Task brief ▸
Below are some records; give them all again exactly, but not the pictures.

[Stored data]

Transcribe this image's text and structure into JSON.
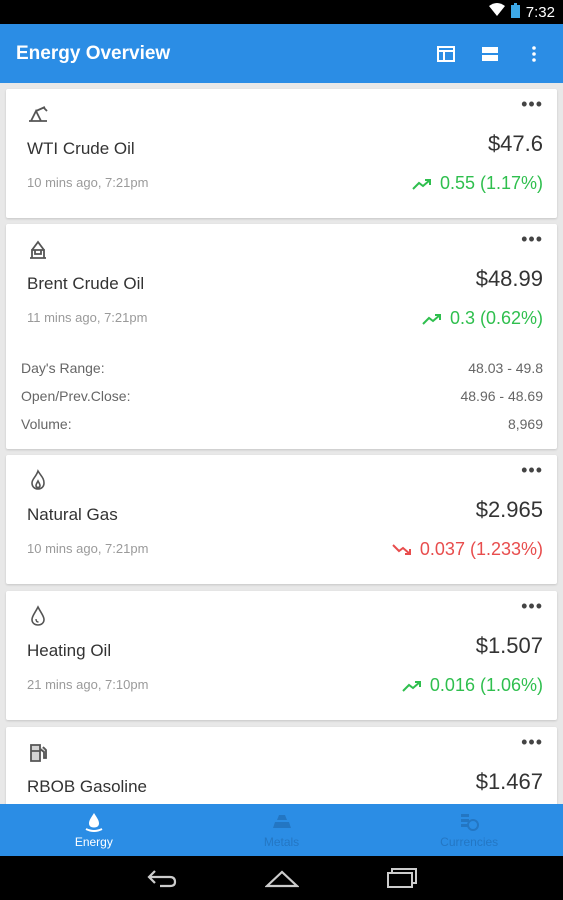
{
  "status_bar": {
    "time": "7:32"
  },
  "app_bar": {
    "title": "Energy Overview"
  },
  "cards": [
    {
      "name": "WTI Crude Oil",
      "price": "$47.6",
      "time": "10 mins ago, 7:21pm",
      "change": "0.55 (1.17%)",
      "direction": "up",
      "icon": "oil-pump-icon"
    },
    {
      "name": "Brent Crude Oil",
      "price": "$48.99",
      "time": "11 mins ago, 7:21pm",
      "change": "0.3 (0.62%)",
      "direction": "up",
      "icon": "oil-rig-icon",
      "details": [
        {
          "label": "Day's Range:",
          "value": "48.03 - 49.8"
        },
        {
          "label": "Open/Prev.Close:",
          "value": "48.96 - 48.69"
        },
        {
          "label": "Volume:",
          "value": "8,969"
        }
      ]
    },
    {
      "name": "Natural Gas",
      "price": "$2.965",
      "time": "10 mins ago, 7:21pm",
      "change": "0.037 (1.233%)",
      "direction": "down",
      "icon": "flame-icon"
    },
    {
      "name": "Heating Oil",
      "price": "$1.507",
      "time": "21 mins ago, 7:10pm",
      "change": "0.016 (1.06%)",
      "direction": "up",
      "icon": "oil-drop-icon"
    },
    {
      "name": "RBOB Gasoline",
      "price": "$1.467",
      "icon": "gas-pump-icon"
    }
  ],
  "bottom_nav": [
    {
      "label": "Energy",
      "active": true
    },
    {
      "label": "Metals",
      "active": false
    },
    {
      "label": "Currencies",
      "active": false
    }
  ],
  "colors": {
    "accent": "#2b8de5",
    "up": "#2fbf4e",
    "down": "#e84d4d"
  }
}
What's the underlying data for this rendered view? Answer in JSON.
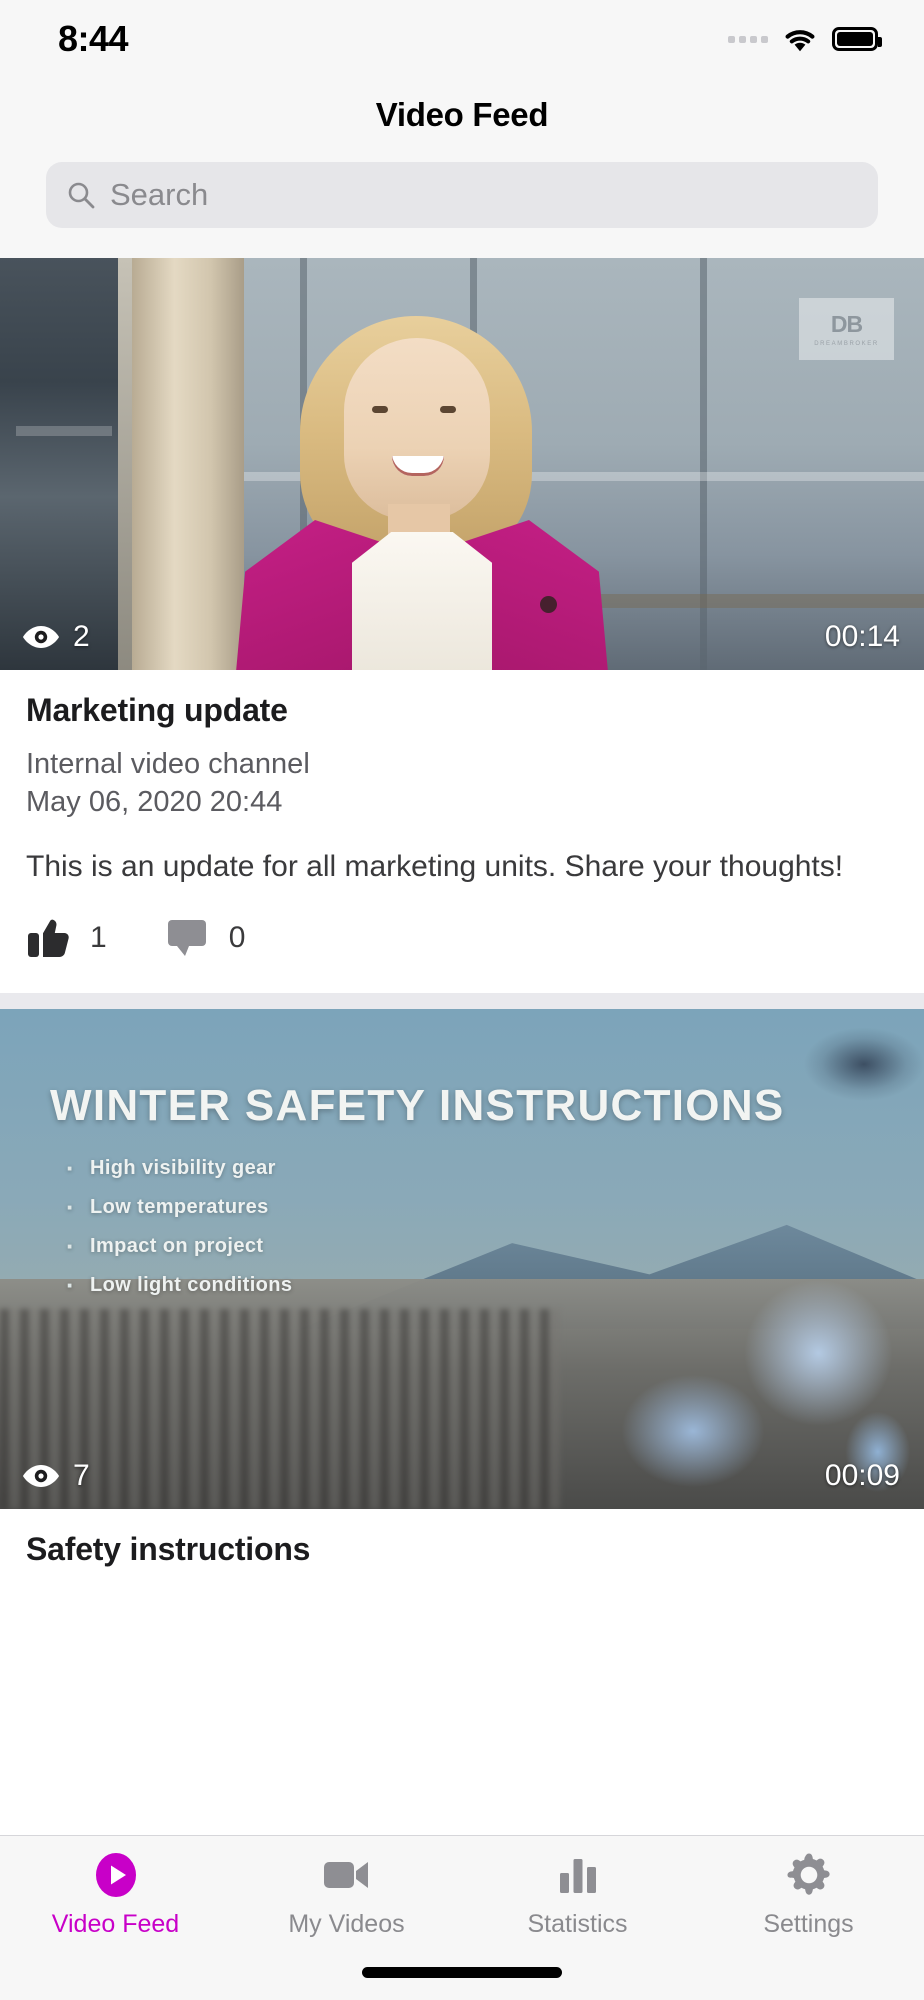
{
  "status_bar": {
    "time": "8:44",
    "signal_icon": "signal-dots-icon",
    "wifi_icon": "wifi-icon",
    "battery_icon": "battery-icon"
  },
  "header": {
    "title": "Video Feed"
  },
  "search": {
    "placeholder": "Search",
    "value": "",
    "icon": "search-icon"
  },
  "feed": {
    "items": [
      {
        "title": "Marketing update",
        "channel": "Internal video channel",
        "date": "May 06, 2020 20:44",
        "description": "This is an update for all marketing units. Share your thoughts!",
        "views": "2",
        "duration": "00:14",
        "likes": "1",
        "comments": "0",
        "views_icon": "eye-icon",
        "like_icon": "thumbs-up-icon",
        "comment_icon": "comment-bubble-icon",
        "thumbnail_watermark": "DB",
        "thumbnail_watermark_sub": "DREAMBROKER"
      },
      {
        "title": "Safety instructions",
        "views": "7",
        "duration": "00:09",
        "views_icon": "eye-icon",
        "slide_title": "WINTER SAFETY INSTRUCTIONS",
        "slide_bullets": [
          "High visibility gear",
          "Low temperatures",
          "Impact on project",
          "Low light conditions"
        ]
      }
    ]
  },
  "tabbar": {
    "items": [
      {
        "label": "Video Feed",
        "icon": "play-circle-icon",
        "active": true
      },
      {
        "label": "My Videos",
        "icon": "video-camera-icon",
        "active": false
      },
      {
        "label": "Statistics",
        "icon": "bar-chart-icon",
        "active": false
      },
      {
        "label": "Settings",
        "icon": "gear-icon",
        "active": false
      }
    ]
  },
  "colors": {
    "accent": "#c800c8",
    "background": "#ffffff",
    "chrome": "#f7f7f7",
    "search_field": "#e6e6e9",
    "muted_text": "#8a8a8e"
  }
}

Expected output ▸
Transcribe this image's text and structure into JSON.
{
  "status_bar": {
    "time": "7:32"
  },
  "app_bar": {
    "title": "Energy Overview"
  },
  "cards": [
    {
      "name": "WTI Crude Oil",
      "price": "$47.6",
      "time": "10 mins ago, 7:21pm",
      "change": "0.55 (1.17%)",
      "direction": "up",
      "icon": "oil-pump-icon"
    },
    {
      "name": "Brent Crude Oil",
      "price": "$48.99",
      "time": "11 mins ago, 7:21pm",
      "change": "0.3 (0.62%)",
      "direction": "up",
      "icon": "oil-rig-icon",
      "details": [
        {
          "label": "Day's Range:",
          "value": "48.03 - 49.8"
        },
        {
          "label": "Open/Prev.Close:",
          "value": "48.96 - 48.69"
        },
        {
          "label": "Volume:",
          "value": "8,969"
        }
      ]
    },
    {
      "name": "Natural Gas",
      "price": "$2.965",
      "time": "10 mins ago, 7:21pm",
      "change": "0.037 (1.233%)",
      "direction": "down",
      "icon": "flame-icon"
    },
    {
      "name": "Heating Oil",
      "price": "$1.507",
      "time": "21 mins ago, 7:10pm",
      "change": "0.016 (1.06%)",
      "direction": "up",
      "icon": "oil-drop-icon"
    },
    {
      "name": "RBOB Gasoline",
      "price": "$1.467",
      "icon": "gas-pump-icon"
    }
  ],
  "bottom_nav": [
    {
      "label": "Energy",
      "active": true
    },
    {
      "label": "Metals",
      "active": false
    },
    {
      "label": "Currencies",
      "active": false
    }
  ],
  "colors": {
    "accent": "#2b8de5",
    "up": "#2fbf4e",
    "down": "#e84d4d"
  }
}
What's the underlying data for this rendered view? Answer in JSON.
{
  "status_bar": {
    "time": "8:44",
    "signal_icon": "signal-dots-icon",
    "wifi_icon": "wifi-icon",
    "battery_icon": "battery-icon"
  },
  "header": {
    "title": "Video Feed"
  },
  "search": {
    "placeholder": "Search",
    "value": "",
    "icon": "search-icon"
  },
  "feed": {
    "items": [
      {
        "title": "Marketing update",
        "channel": "Internal video channel",
        "date": "May 06, 2020 20:44",
        "description": "This is an update for all marketing units. Share your thoughts!",
        "views": "2",
        "duration": "00:14",
        "likes": "1",
        "comments": "0",
        "views_icon": "eye-icon",
        "like_icon": "thumbs-up-icon",
        "comment_icon": "comment-bubble-icon",
        "thumbnail_watermark": "DB",
        "thumbnail_watermark_sub": "DREAMBROKER"
      },
      {
        "title": "Safety instructions",
        "views": "7",
        "duration": "00:09",
        "views_icon": "eye-icon",
        "slide_title": "WINTER SAFETY INSTRUCTIONS",
        "slide_bullets": [
          "High visibility gear",
          "Low temperatures",
          "Impact on project",
          "Low light conditions"
        ]
      }
    ]
  },
  "tabbar": {
    "items": [
      {
        "label": "Video Feed",
        "icon": "play-circle-icon",
        "active": true
      },
      {
        "label": "My Videos",
        "icon": "video-camera-icon",
        "active": false
      },
      {
        "label": "Statistics",
        "icon": "bar-chart-icon",
        "active": false
      },
      {
        "label": "Settings",
        "icon": "gear-icon",
        "active": false
      }
    ]
  },
  "colors": {
    "accent": "#c800c8",
    "background": "#ffffff",
    "chrome": "#f7f7f7",
    "search_field": "#e6e6e9",
    "muted_text": "#8a8a8e"
  }
}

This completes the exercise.